**Entries listed in a dataset:**
----------

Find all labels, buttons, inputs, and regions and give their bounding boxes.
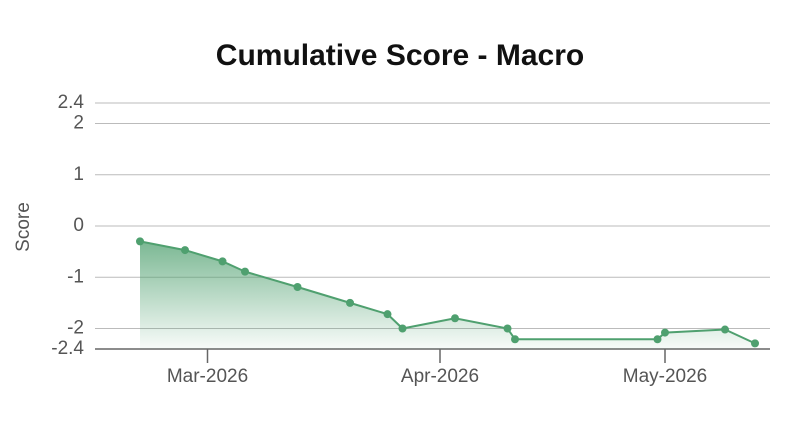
point	[136, 237, 144, 246]
point	[346, 298, 354, 307]
x-tick-label: Apr-2026	[401, 366, 479, 387]
y-tick-label: 1	[73, 164, 84, 185]
y-tick-label: -1	[67, 266, 84, 287]
point	[653, 335, 662, 344]
x-tick-label: Mar-2026	[167, 366, 248, 387]
point	[751, 339, 759, 348]
point	[661, 328, 669, 337]
point	[503, 324, 512, 333]
y-tick-label: 2	[73, 113, 84, 134]
x-tick-label: May-2026	[623, 366, 708, 387]
y-tick-label: 0	[73, 215, 84, 236]
y-tick-label: -2.4	[51, 338, 84, 359]
point	[218, 257, 227, 266]
point	[398, 324, 407, 333]
point	[451, 314, 459, 323]
point	[383, 310, 392, 319]
chart-title: Cumulative Score - Macro	[216, 39, 584, 72]
y-tick-label: -2	[67, 318, 84, 339]
point	[293, 282, 302, 291]
y-tick-label: 2.4	[58, 92, 85, 113]
area	[140, 241, 755, 349]
y-axis-label: Score	[13, 202, 34, 252]
point	[181, 246, 189, 255]
point	[511, 335, 519, 344]
point	[241, 267, 249, 276]
point	[721, 325, 729, 334]
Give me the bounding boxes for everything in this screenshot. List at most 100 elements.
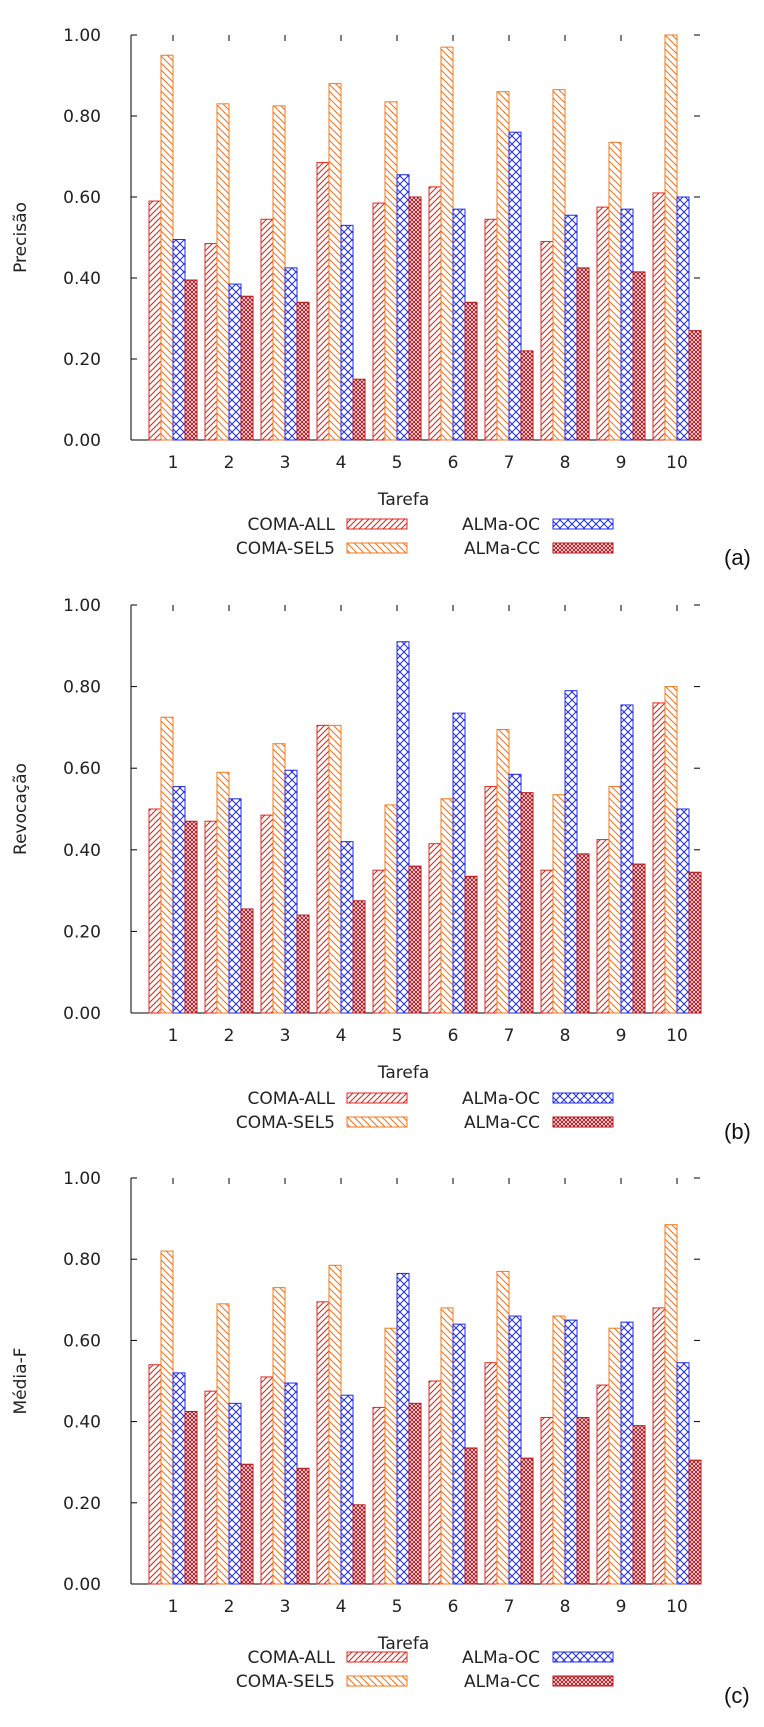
bar	[352, 1504, 366, 1585]
bar	[216, 103, 230, 441]
legend-label: COMA-SEL5	[236, 1113, 335, 1133]
bar	[608, 141, 622, 441]
x-tick-label: 6	[448, 1597, 459, 1617]
bar	[184, 279, 198, 441]
x-tick-label: 7	[504, 1026, 515, 1046]
y-tick-label: 0.20	[63, 350, 101, 370]
bar	[620, 1321, 634, 1585]
legend-swatch	[552, 1675, 614, 1687]
bar	[204, 243, 218, 441]
bar	[184, 1410, 198, 1585]
x-tick-label: 10	[666, 1597, 688, 1617]
y-tick-label: 0.20	[63, 1494, 101, 1514]
bar	[440, 46, 454, 441]
y-axis-label: Revocação	[11, 763, 31, 855]
legend-label: ALMa-CC	[464, 539, 540, 559]
x-tick-label: 4	[336, 453, 347, 473]
legend-swatch	[552, 1651, 614, 1663]
bar	[576, 1417, 590, 1585]
bar	[664, 1224, 678, 1585]
bar	[228, 1402, 242, 1585]
bar	[552, 794, 566, 1014]
bar	[520, 350, 534, 441]
legend-swatch	[346, 542, 408, 554]
bar	[384, 101, 398, 441]
bar	[296, 914, 310, 1014]
bar	[428, 843, 442, 1014]
chart-panels: 0.00 0.20 0.40 0.60 0.80 1.00 1 2 3 4 5 6 7 8 9 10 Taref…	[11, 26, 751, 1708]
bar	[484, 786, 498, 1014]
bar	[652, 702, 666, 1014]
bar	[296, 1467, 310, 1585]
y-tick-label: 0.80	[63, 1250, 101, 1270]
y-tick-label: 0.00	[63, 1575, 101, 1595]
x-tick-label: 4	[336, 1597, 347, 1617]
bar	[632, 271, 646, 441]
bar	[184, 820, 198, 1014]
bar	[652, 192, 666, 441]
y-tick-label: 0.60	[63, 759, 101, 779]
bar	[284, 769, 298, 1014]
x-tick-label: 1	[168, 1026, 179, 1046]
legend-label: ALMa-OC	[462, 515, 540, 535]
y-axis-label: Precisão	[11, 202, 31, 273]
bar	[564, 214, 578, 441]
bar	[688, 1459, 702, 1585]
legend-label: ALMa-OC	[462, 1089, 540, 1109]
bar	[464, 875, 478, 1014]
y-tick-label: 0.40	[63, 269, 101, 289]
legend-label: COMA-SEL5	[236, 1672, 335, 1692]
bar	[148, 1364, 162, 1585]
y-tick-label: 1.00	[63, 596, 101, 616]
bar	[496, 1270, 510, 1585]
bar	[508, 773, 522, 1014]
bar	[552, 1315, 566, 1585]
bar	[496, 91, 510, 441]
legend-swatch	[346, 1675, 408, 1687]
y-tick-label: 0.00	[63, 1004, 101, 1024]
bar	[296, 301, 310, 441]
bar	[228, 798, 242, 1014]
bar	[340, 224, 354, 441]
bar	[484, 1362, 498, 1585]
bar	[452, 208, 466, 441]
legend-label: ALMa-CC	[464, 1113, 540, 1133]
bar	[160, 716, 174, 1014]
bar	[484, 218, 498, 441]
legend-label: ALMa-CC	[464, 1672, 540, 1692]
x-tick-label: 5	[392, 1597, 403, 1617]
bar	[160, 1250, 174, 1585]
bar	[664, 686, 678, 1014]
bar	[596, 1384, 610, 1585]
legend-swatch	[346, 1116, 408, 1128]
bar	[172, 1372, 186, 1585]
legend: COMA-ALL COMA-SEL5 ALMa-OC ALMa-CC	[236, 1089, 614, 1133]
bar	[608, 1327, 622, 1585]
bar	[408, 196, 422, 441]
bar	[428, 186, 442, 441]
bar	[328, 724, 342, 1014]
legend: COMA-ALL COMA-SEL5 ALMa-OC ALMa-CC	[236, 1648, 614, 1692]
bar	[396, 641, 410, 1014]
legend-label: COMA-ALL	[247, 515, 335, 535]
bar	[428, 1380, 442, 1585]
bar	[440, 1307, 454, 1585]
bar	[240, 295, 254, 441]
legend-label: COMA-ALL	[247, 1648, 335, 1668]
bar	[316, 724, 330, 1014]
chart-panel: 0.00 0.20 0.40 0.60 0.80 1.00 1 2 3 4 5 6 7 8 9 10 Taref…	[11, 1169, 750, 1708]
x-tick-label: 1	[168, 453, 179, 473]
bar	[564, 1319, 578, 1585]
bar	[204, 1390, 218, 1585]
y-axis-label: Média-F	[11, 1348, 31, 1415]
x-tick-label: 8	[560, 1026, 571, 1046]
x-tick-label: 3	[280, 453, 291, 473]
bar	[408, 1402, 422, 1585]
legend: COMA-ALL COMA-SEL5 ALMa-OC ALMa-CC	[236, 515, 614, 559]
bar	[148, 200, 162, 441]
x-tick-label: 5	[392, 453, 403, 473]
x-tick-label: 7	[504, 453, 515, 473]
bar	[408, 865, 422, 1014]
bar	[452, 712, 466, 1014]
bar	[396, 174, 410, 441]
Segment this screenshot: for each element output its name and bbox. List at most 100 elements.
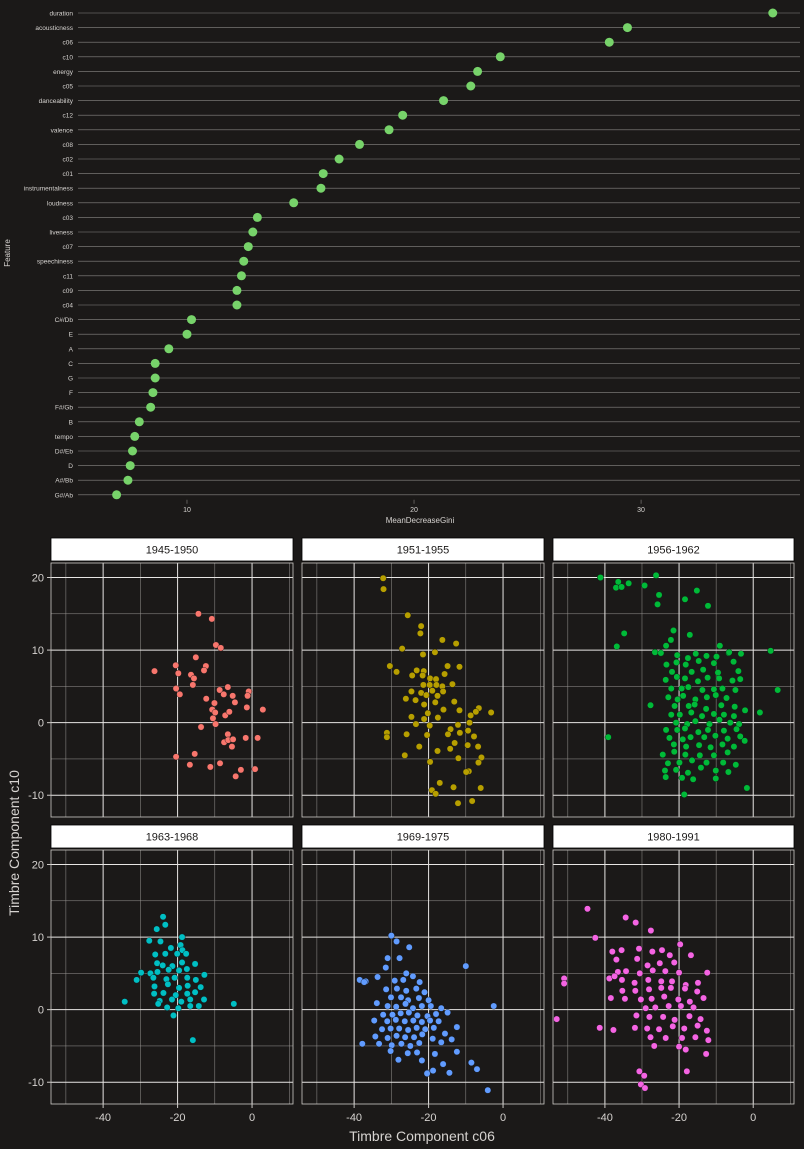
scatter-point bbox=[171, 974, 179, 982]
scatter-point bbox=[710, 751, 718, 759]
scatter-point bbox=[618, 583, 625, 591]
facet-panel: 1956-1962 bbox=[552, 537, 795, 818]
scatter-point bbox=[454, 754, 462, 762]
scatter-point bbox=[254, 734, 262, 742]
importance-point bbox=[243, 242, 253, 252]
importance-point bbox=[150, 373, 160, 383]
scatter-point bbox=[418, 1057, 426, 1064]
importance-point bbox=[182, 329, 192, 339]
scatter-point bbox=[674, 696, 681, 703]
scatter-point bbox=[426, 681, 434, 689]
scatter-point bbox=[382, 985, 390, 993]
scatter-point bbox=[462, 768, 470, 776]
scatter-point bbox=[682, 1046, 690, 1053]
scatter-point bbox=[618, 987, 626, 995]
scatter-point bbox=[670, 741, 678, 748]
panel-border bbox=[552, 562, 795, 818]
scatter-point bbox=[659, 1013, 667, 1021]
scatter-point bbox=[604, 733, 612, 741]
scatter-point bbox=[664, 759, 672, 767]
scatter-point bbox=[172, 661, 180, 669]
scatter-point bbox=[656, 959, 664, 967]
scatter-point bbox=[475, 759, 482, 766]
scatter-point bbox=[676, 759, 683, 766]
importance-point bbox=[127, 446, 137, 456]
facet-strip-label: 1945-1950 bbox=[146, 545, 199, 557]
scatter-point bbox=[487, 709, 495, 716]
scatter-point bbox=[468, 797, 476, 805]
scatter-point bbox=[699, 686, 706, 694]
scatter-point bbox=[408, 713, 415, 721]
feature-label: A#/Bb bbox=[55, 478, 73, 485]
scatter-point bbox=[431, 648, 439, 656]
scatter-point bbox=[456, 729, 464, 737]
scatter-point bbox=[668, 668, 676, 676]
scatter-point bbox=[678, 1034, 686, 1042]
scatter-point bbox=[189, 1036, 197, 1044]
scatter-point bbox=[620, 629, 628, 637]
scatter-point bbox=[649, 967, 657, 974]
scatter-point bbox=[622, 914, 630, 921]
facet-panel: 1945-1950 -10 0 10 20 bbox=[28, 537, 294, 818]
scatter-point bbox=[429, 1035, 437, 1043]
scatter-point bbox=[724, 735, 732, 743]
scatter-point bbox=[402, 969, 410, 977]
scatter-point bbox=[444, 662, 451, 670]
scatter-point bbox=[393, 938, 400, 945]
scatter-point bbox=[724, 768, 732, 776]
scatter-point bbox=[186, 761, 194, 769]
scatter-point bbox=[695, 657, 703, 665]
feature-label: c12 bbox=[63, 113, 74, 120]
scatter-point bbox=[224, 730, 232, 738]
y-tick-label: 0 bbox=[38, 1005, 44, 1017]
scatter-point bbox=[686, 631, 694, 639]
scatter-point bbox=[703, 1027, 711, 1035]
scatter-point bbox=[229, 692, 237, 700]
scatter-point bbox=[671, 702, 679, 710]
scatter-point bbox=[424, 709, 432, 717]
scatter-point bbox=[635, 1067, 643, 1075]
y-tick-label: 20 bbox=[32, 573, 44, 585]
scatter-point bbox=[673, 651, 681, 659]
feature-label: c09 bbox=[63, 288, 74, 295]
scatter-point bbox=[684, 654, 692, 662]
scatter-point bbox=[384, 1002, 392, 1010]
scatter-point bbox=[231, 698, 239, 706]
panel-border bbox=[301, 562, 545, 818]
scatter-point bbox=[691, 717, 699, 725]
scatter-point bbox=[712, 775, 720, 782]
scatter-point bbox=[454, 799, 462, 807]
scatter-point bbox=[244, 692, 251, 700]
scatter-point bbox=[379, 1011, 387, 1019]
scatter-point bbox=[154, 1000, 162, 1008]
scatter-point bbox=[451, 739, 459, 747]
scatter-point bbox=[684, 769, 692, 777]
scatter-point bbox=[178, 959, 186, 966]
scatter-point bbox=[681, 674, 689, 682]
scatter-point bbox=[159, 961, 167, 969]
scatter-point bbox=[195, 610, 202, 618]
scatter-point bbox=[191, 988, 199, 996]
scatter-point bbox=[178, 933, 186, 941]
scatter-point bbox=[688, 668, 696, 676]
scatter-point bbox=[209, 714, 217, 722]
scatter-point bbox=[467, 712, 475, 719]
scatter-point bbox=[610, 1026, 617, 1034]
scatter-point bbox=[736, 675, 744, 683]
facet-strip bbox=[301, 537, 545, 562]
importance-point bbox=[248, 227, 258, 237]
feature-label: E bbox=[69, 332, 74, 339]
scatter-point bbox=[433, 681, 440, 689]
scatter-point bbox=[200, 667, 208, 674]
facet-strip bbox=[552, 537, 795, 562]
scatter-point bbox=[386, 662, 394, 670]
feature-label: F#/Gb bbox=[55, 405, 73, 412]
scatter-point bbox=[404, 1049, 412, 1057]
scatter-point bbox=[676, 940, 684, 948]
scatter-point bbox=[229, 735, 237, 743]
scatter-point bbox=[700, 733, 708, 741]
scatter-point bbox=[662, 726, 670, 734]
scatter-point bbox=[647, 1033, 654, 1041]
scatter-point bbox=[693, 988, 701, 995]
y-tick-label: 0 bbox=[38, 718, 44, 730]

----------

**TASK STATEMENT:** Can you copy the entries word for word, beginning at the line that contains "237, 144, 246]" and stopping after the line that contains "Give me the"?

**REPLY TO THE TASK:**
point	[136, 237, 144, 246]
point	[346, 298, 354, 307]
x-tick-label: Apr-2026	[401, 366, 479, 387]
y-tick-label: 1	[73, 164, 84, 185]
y-tick-label: -1	[67, 266, 84, 287]
point	[653, 335, 662, 344]
x-tick-label: Mar-2026	[167, 366, 248, 387]
point	[751, 339, 759, 348]
point	[661, 328, 669, 337]
point	[503, 324, 512, 333]
y-tick-label: 2	[73, 113, 84, 134]
x-tick-label: May-2026	[623, 366, 708, 387]
y-tick-label: 0	[73, 215, 84, 236]
y-tick-label: -2.4	[51, 338, 84, 359]
point	[218, 257, 227, 266]
point	[398, 324, 407, 333]
point	[451, 314, 459, 323]
point	[383, 310, 392, 319]
chart-title: Cumulative Score - Macro	[216, 39, 584, 72]
y-tick-label: -2	[67, 318, 84, 339]
point	[293, 282, 302, 291]
y-tick-label: 2.4	[58, 92, 85, 113]
area	[140, 241, 755, 349]
y-axis-label: Score	[13, 202, 34, 252]
point	[181, 246, 189, 255]
point	[511, 335, 519, 344]
point	[241, 267, 249, 276]
point	[721, 325, 729, 334]
Give me the bounding boxes for everything in this screenshot. List at most 100 elements.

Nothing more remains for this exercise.